Quote each record exactly, please, leaving none out.

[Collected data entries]

——————

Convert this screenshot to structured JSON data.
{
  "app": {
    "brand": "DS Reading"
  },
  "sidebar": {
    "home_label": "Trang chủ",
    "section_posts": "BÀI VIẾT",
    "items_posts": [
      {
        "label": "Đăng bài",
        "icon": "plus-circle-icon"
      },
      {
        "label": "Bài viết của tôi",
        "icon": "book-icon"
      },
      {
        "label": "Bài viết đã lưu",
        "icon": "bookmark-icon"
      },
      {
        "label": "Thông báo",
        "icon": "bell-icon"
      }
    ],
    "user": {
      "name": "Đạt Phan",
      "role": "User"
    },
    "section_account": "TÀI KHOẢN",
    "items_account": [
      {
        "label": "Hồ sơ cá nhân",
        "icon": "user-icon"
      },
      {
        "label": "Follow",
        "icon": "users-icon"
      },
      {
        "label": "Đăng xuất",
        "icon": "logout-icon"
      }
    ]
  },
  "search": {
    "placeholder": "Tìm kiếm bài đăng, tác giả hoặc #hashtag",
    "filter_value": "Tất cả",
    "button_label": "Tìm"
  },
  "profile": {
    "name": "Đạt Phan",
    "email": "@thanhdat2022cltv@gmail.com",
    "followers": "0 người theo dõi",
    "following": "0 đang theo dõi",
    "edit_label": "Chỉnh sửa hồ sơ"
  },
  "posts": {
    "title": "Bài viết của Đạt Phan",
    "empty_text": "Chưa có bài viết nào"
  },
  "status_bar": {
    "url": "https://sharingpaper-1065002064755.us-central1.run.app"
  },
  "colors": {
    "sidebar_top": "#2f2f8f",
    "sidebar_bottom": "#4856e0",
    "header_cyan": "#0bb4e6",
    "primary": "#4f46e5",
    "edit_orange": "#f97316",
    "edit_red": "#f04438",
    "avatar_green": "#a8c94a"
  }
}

——————

*Output of the task*
Convert this screenshot to structured JSON data.
{
  "app": {
    "brand": "DS Reading"
  },
  "sidebar": {
    "home_label": "Trang chủ",
    "section_posts": "BÀI VIẾT",
    "items_posts": [
      {
        "label": "Đăng bài",
        "icon": "plus-circle-icon"
      },
      {
        "label": "Bài viết của tôi",
        "icon": "book-icon"
      },
      {
        "label": "Bài viết đã lưu",
        "icon": "bookmark-icon"
      },
      {
        "label": "Thông báo",
        "icon": "bell-icon"
      }
    ],
    "user": {
      "name": "Đạt Phan",
      "role": "User"
    },
    "section_account": "TÀI KHOẢN",
    "items_account": [
      {
        "label": "Hồ sơ cá nhân",
        "icon": "user-icon"
      },
      {
        "label": "Follow",
        "icon": "users-icon"
      },
      {
        "label": "Đăng xuất",
        "icon": "logout-icon"
      }
    ]
  },
  "search": {
    "placeholder": "Tìm kiếm bài đăng, tác giả hoặc #hashtag",
    "filter_value": "Tất cả",
    "button_label": "Tìm"
  },
  "profile": {
    "name": "Đạt Phan",
    "email": "@thanhdat2022cltv@gmail.com",
    "followers": "0 người theo dõi",
    "following": "0 đang theo dõi",
    "edit_label": "Chỉnh sửa hồ sơ"
  },
  "posts": {
    "title": "Bài viết của Đạt Phan",
    "empty_text": "Chưa có bài viết nào"
  },
  "status_bar": {
    "url": "https://sharingpaper-1065002064755.us-central1.run.app"
  },
  "colors": {
    "sidebar_top": "#2f2f8f",
    "sidebar_bottom": "#4856e0",
    "header_cyan": "#0bb4e6",
    "primary": "#4f46e5",
    "edit_orange": "#f97316",
    "edit_red": "#f04438",
    "avatar_green": "#a8c94a"
  }
}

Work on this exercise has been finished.